** Task to carry out **
Report back each line of the records that contains the string "into".

** Records for the exercise **
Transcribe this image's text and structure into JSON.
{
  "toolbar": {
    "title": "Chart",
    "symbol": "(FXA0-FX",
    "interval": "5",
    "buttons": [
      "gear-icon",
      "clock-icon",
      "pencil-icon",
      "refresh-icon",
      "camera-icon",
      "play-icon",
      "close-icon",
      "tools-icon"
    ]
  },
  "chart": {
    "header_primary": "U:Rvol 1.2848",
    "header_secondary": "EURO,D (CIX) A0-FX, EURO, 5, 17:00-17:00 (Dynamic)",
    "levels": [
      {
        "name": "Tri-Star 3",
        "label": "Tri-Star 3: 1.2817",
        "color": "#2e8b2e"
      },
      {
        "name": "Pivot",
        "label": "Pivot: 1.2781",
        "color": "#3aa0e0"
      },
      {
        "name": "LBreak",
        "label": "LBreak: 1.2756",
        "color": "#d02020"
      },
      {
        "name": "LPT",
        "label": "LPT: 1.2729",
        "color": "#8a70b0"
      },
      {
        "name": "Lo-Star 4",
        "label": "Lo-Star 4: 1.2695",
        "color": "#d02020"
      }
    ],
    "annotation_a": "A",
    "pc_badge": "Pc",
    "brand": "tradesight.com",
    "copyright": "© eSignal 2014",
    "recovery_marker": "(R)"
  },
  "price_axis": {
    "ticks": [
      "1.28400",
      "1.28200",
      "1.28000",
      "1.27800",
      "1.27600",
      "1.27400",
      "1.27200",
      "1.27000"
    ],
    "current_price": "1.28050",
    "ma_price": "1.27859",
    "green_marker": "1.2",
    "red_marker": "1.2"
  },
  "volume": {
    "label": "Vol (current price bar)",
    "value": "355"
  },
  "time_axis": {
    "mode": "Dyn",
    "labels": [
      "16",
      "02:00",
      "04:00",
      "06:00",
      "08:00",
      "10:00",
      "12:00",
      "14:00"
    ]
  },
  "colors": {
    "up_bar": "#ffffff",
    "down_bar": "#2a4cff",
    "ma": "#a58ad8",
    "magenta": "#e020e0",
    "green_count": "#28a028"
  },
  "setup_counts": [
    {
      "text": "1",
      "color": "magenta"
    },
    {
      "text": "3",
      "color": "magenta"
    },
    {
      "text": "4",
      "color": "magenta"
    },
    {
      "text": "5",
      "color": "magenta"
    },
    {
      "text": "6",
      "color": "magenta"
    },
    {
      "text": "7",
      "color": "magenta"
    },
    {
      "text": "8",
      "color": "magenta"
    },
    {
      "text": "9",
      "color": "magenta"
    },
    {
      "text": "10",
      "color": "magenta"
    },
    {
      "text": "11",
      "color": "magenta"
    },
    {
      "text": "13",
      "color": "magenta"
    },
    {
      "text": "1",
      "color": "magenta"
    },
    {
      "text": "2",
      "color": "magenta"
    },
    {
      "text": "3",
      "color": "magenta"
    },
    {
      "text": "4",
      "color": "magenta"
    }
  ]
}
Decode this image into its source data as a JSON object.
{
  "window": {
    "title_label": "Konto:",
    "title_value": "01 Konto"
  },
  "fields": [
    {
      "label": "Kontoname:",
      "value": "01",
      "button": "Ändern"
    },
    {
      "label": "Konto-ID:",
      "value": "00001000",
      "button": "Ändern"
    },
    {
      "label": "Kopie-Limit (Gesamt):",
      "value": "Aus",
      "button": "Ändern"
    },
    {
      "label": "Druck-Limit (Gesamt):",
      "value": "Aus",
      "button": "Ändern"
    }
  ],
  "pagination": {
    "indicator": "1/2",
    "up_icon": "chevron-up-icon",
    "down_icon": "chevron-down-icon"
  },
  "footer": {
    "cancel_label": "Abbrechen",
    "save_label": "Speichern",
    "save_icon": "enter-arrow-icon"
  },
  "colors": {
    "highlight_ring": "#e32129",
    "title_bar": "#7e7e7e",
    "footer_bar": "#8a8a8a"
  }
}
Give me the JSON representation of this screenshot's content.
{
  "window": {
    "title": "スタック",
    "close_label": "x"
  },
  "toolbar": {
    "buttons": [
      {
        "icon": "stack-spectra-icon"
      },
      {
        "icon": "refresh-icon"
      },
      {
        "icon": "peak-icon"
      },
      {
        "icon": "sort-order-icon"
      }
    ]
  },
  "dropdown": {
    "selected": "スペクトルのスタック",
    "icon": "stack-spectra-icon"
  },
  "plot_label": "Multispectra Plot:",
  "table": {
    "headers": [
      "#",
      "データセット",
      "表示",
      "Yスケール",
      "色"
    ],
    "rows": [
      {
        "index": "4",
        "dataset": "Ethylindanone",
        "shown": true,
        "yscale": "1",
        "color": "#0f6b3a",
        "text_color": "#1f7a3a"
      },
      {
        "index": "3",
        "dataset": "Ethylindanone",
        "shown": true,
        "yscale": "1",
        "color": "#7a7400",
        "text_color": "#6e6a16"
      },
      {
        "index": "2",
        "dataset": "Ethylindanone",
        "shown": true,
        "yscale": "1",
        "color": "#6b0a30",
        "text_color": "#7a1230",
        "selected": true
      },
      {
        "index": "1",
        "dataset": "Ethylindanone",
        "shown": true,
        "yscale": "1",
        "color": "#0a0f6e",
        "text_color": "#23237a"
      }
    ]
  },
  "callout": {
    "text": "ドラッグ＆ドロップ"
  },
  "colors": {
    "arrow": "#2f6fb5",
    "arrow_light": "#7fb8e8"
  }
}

** Completed exercise **
Transcribe this image's text and structure into JSON.
Decode this image into its source data as a JSON object.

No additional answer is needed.